→ **Written exercise**
From the items below, pull out every line that contains the string "Text", and copy each such line in full.

→ **Provided entries**
--------
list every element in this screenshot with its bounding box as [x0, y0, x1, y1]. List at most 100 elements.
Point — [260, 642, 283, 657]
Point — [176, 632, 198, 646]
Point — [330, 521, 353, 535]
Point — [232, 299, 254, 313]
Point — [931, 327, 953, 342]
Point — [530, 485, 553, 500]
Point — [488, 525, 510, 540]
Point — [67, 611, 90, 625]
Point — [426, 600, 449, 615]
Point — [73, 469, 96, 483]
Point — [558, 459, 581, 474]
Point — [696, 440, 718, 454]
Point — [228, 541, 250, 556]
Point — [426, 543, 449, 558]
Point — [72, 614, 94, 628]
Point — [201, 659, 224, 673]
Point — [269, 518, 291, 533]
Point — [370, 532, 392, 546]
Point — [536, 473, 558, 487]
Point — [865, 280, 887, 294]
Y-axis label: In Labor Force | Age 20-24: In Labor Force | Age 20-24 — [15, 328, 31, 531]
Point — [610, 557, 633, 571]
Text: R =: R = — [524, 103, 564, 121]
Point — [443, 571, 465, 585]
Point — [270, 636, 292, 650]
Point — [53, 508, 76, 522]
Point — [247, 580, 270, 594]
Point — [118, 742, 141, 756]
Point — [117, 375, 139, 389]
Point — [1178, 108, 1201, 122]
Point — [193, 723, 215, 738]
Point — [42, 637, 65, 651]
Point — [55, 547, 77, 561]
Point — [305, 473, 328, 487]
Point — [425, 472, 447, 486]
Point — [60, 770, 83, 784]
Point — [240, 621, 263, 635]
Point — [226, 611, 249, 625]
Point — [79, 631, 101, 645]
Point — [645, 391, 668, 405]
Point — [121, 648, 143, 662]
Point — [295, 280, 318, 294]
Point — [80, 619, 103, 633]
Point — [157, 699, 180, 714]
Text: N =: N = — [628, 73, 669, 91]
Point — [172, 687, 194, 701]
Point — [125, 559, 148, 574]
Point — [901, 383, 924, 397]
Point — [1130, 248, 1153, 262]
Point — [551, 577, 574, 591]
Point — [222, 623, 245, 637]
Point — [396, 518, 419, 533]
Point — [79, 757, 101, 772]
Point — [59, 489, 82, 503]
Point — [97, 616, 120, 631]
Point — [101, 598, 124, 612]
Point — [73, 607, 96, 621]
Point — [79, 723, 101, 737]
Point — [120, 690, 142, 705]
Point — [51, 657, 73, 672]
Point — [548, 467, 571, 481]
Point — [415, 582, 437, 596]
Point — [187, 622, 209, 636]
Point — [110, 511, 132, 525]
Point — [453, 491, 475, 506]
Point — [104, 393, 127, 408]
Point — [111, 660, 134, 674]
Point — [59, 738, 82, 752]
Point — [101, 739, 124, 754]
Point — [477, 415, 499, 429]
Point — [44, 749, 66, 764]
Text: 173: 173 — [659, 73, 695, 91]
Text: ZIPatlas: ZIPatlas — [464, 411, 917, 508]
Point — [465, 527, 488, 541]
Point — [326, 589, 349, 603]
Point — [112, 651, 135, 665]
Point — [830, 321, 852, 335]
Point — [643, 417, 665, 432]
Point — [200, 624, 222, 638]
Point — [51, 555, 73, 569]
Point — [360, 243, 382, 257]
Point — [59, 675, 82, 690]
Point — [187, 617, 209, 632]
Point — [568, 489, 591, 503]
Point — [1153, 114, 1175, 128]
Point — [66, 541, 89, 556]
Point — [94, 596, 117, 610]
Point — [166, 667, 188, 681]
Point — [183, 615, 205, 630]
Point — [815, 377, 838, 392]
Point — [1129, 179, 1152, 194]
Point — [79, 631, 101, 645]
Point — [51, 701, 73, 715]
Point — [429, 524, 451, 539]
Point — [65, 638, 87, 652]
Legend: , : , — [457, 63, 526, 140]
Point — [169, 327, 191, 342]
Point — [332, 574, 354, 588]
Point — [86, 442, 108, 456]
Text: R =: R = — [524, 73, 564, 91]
--------
→ **Final result**
Text: R =: R = — [524, 103, 564, 121]
Text: N =: N = — [628, 73, 669, 91]
Text: 173: 173 — [659, 73, 695, 91]
Text: ZIPatlas: ZIPatlas — [464, 411, 917, 508]
Text: R =: R = — [524, 73, 564, 91]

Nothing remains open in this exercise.